» **Exercício proposto**
Por favor, extraia todas as linhas dos registros que contêm a palavra "swatch". Diferencie maiúsculas de minúsculas.

» **Dados disponíveis**
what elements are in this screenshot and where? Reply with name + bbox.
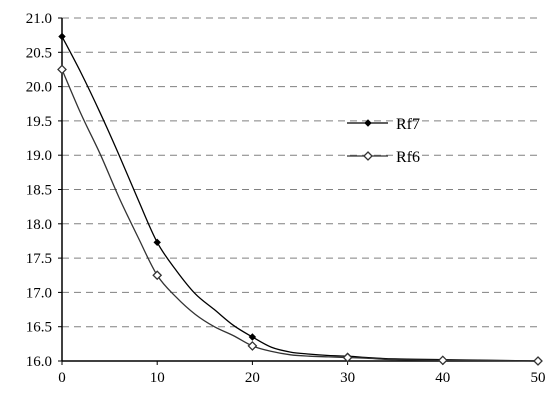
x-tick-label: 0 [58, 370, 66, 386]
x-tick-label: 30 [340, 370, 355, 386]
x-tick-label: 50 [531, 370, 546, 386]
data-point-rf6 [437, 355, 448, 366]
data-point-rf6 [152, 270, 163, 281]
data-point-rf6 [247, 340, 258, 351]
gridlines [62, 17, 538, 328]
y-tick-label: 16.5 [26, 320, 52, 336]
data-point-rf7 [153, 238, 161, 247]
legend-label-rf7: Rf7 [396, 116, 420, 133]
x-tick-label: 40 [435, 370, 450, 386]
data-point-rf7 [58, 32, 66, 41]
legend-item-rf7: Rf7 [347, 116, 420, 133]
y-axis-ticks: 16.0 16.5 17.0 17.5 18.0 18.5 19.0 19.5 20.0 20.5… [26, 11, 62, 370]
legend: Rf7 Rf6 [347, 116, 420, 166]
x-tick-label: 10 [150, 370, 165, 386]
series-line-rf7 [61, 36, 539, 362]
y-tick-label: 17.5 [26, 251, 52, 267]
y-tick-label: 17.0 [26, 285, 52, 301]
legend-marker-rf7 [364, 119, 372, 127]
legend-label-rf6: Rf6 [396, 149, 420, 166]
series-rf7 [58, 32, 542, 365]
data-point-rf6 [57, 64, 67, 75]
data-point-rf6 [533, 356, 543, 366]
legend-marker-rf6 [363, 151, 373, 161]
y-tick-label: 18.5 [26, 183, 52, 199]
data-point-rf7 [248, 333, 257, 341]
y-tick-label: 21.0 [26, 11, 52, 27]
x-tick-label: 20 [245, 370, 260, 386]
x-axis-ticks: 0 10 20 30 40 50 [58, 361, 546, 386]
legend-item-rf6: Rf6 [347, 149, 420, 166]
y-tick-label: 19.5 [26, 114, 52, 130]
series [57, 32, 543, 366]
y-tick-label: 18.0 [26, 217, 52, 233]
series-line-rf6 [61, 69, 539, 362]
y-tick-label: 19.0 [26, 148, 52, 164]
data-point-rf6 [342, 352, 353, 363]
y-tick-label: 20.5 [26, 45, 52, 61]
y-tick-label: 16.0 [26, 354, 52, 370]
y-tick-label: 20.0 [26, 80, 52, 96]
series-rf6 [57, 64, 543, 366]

* * *

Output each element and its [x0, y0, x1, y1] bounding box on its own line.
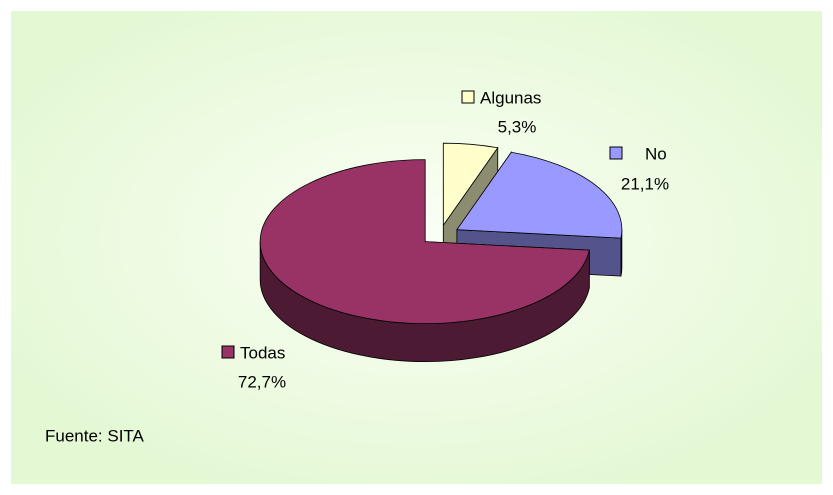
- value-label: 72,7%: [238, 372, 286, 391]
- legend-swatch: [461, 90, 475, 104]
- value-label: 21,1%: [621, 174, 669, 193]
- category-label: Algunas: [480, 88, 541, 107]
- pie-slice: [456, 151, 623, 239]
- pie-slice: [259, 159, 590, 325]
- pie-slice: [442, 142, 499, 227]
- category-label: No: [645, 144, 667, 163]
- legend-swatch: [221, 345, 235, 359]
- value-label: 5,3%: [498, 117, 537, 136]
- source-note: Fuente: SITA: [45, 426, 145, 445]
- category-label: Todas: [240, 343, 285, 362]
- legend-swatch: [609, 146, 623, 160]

» **Resultado da tarefa**
- legend-swatch: [461, 90, 475, 104]
- legend-swatch: [221, 345, 235, 359]
- legend-swatch: [609, 146, 623, 160]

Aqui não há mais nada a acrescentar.